▶ What is needed: Each entry below is to be printed verbatim.

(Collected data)
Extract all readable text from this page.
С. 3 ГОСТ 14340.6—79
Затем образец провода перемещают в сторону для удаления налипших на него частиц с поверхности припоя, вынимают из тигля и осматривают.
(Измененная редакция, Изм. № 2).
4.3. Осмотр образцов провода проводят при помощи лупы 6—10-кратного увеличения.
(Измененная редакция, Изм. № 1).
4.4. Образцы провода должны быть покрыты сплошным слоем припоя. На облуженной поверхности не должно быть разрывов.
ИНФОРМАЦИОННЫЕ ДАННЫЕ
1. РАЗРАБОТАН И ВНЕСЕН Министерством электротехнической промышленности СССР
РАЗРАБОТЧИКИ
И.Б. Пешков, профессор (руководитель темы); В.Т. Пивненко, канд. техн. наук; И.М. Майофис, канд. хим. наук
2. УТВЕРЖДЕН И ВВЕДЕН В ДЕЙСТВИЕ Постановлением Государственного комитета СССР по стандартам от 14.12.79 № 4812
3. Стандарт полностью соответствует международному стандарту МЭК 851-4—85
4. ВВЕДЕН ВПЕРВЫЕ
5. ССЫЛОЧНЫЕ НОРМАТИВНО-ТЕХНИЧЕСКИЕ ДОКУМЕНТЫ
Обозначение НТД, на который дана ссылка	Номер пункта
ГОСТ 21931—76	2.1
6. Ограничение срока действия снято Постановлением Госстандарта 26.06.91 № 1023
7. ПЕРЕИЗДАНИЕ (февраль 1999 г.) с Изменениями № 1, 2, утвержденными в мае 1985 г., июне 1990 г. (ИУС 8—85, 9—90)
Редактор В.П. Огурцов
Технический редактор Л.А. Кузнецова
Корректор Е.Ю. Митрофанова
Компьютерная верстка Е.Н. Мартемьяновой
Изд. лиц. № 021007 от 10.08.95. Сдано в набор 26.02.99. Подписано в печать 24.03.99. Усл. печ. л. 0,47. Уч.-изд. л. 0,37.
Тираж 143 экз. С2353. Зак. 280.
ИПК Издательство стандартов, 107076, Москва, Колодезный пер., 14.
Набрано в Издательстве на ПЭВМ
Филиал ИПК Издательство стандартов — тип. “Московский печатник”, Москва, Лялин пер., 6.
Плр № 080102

▶ Answer to this task:
Extract all readable text from this page.
С. 3 ГОСТ 14340.6—79
Затем образец провода перемещают в сторону для удаления налипших на него частиц с поверхности припоя, вынимают из тигля и осматривают.
(Измененная редакция, Изм. № 2).
4.3. Осмотр образцов провода проводят при помощи лупы 6—10-кратного увеличения.
(Измененная редакция, Изм. № 1).
4.4. Образцы провода должны быть покрыты сплошным слоем припоя. На облуженной поверхности не должно быть разрывов.
ИНФОРМАЦИОННЫЕ ДАННЫЕ
1. РАЗРАБОТАН И ВНЕСЕН Министерством электротехнической промышленности СССР
РАЗРАБОТЧИКИ
И.Б. Пешков, профессор (руководитель темы); В.Т. Пивненко, канд. техн. наук; И.М. Майофис, канд. хим. наук
2. УТВЕРЖДЕН И ВВЕДЕН В ДЕЙСТВИЕ Постановлением Государственного комитета СССР по стандартам от 14.12.79 № 4812
3. Стандарт полностью соответствует международному стандарту МЭК 851-4—85
4. ВВЕДЕН ВПЕРВЫЕ
5. ССЫЛОЧНЫЕ НОРМАТИВНО-ТЕХНИЧЕСКИЕ ДОКУМЕНТЫ
Обозначение НТД, на который дана ссылка	Номер пункта
ГОСТ 21931—76	2.1
6. Ограничение срока действия снято Постановлением Госстандарта 26.06.91 № 1023
7. ПЕРЕИЗДАНИЕ (февраль 1999 г.) с Изменениями № 1, 2, утвержденными в мае 1985 г., июне 1990 г. (ИУС 8—85, 9—90)
Редактор В.П. Огурцов
Технический редактор Л.А. Кузнецова
Корректор Е.Ю. Митрофанова
Компьютерная верстка Е.Н. Мартемьяновой
Изд. лиц. № 021007 от 10.08.95. Сдано в набор 26.02.99. Подписано в печать 24.03.99. Усл. печ. л. 0,47. Уч.-изд. л. 0,37.
Тираж 143 экз. С2353. Зак. 280.
ИПК Издательство стандартов, 107076, Москва, Колодезный пер., 14.
Набрано в Издательстве на ПЭВМ
Филиал ИПК Издательство стандартов — тип. “Московский печатник”, Москва, Лялин пер., 6.
Плр № 080102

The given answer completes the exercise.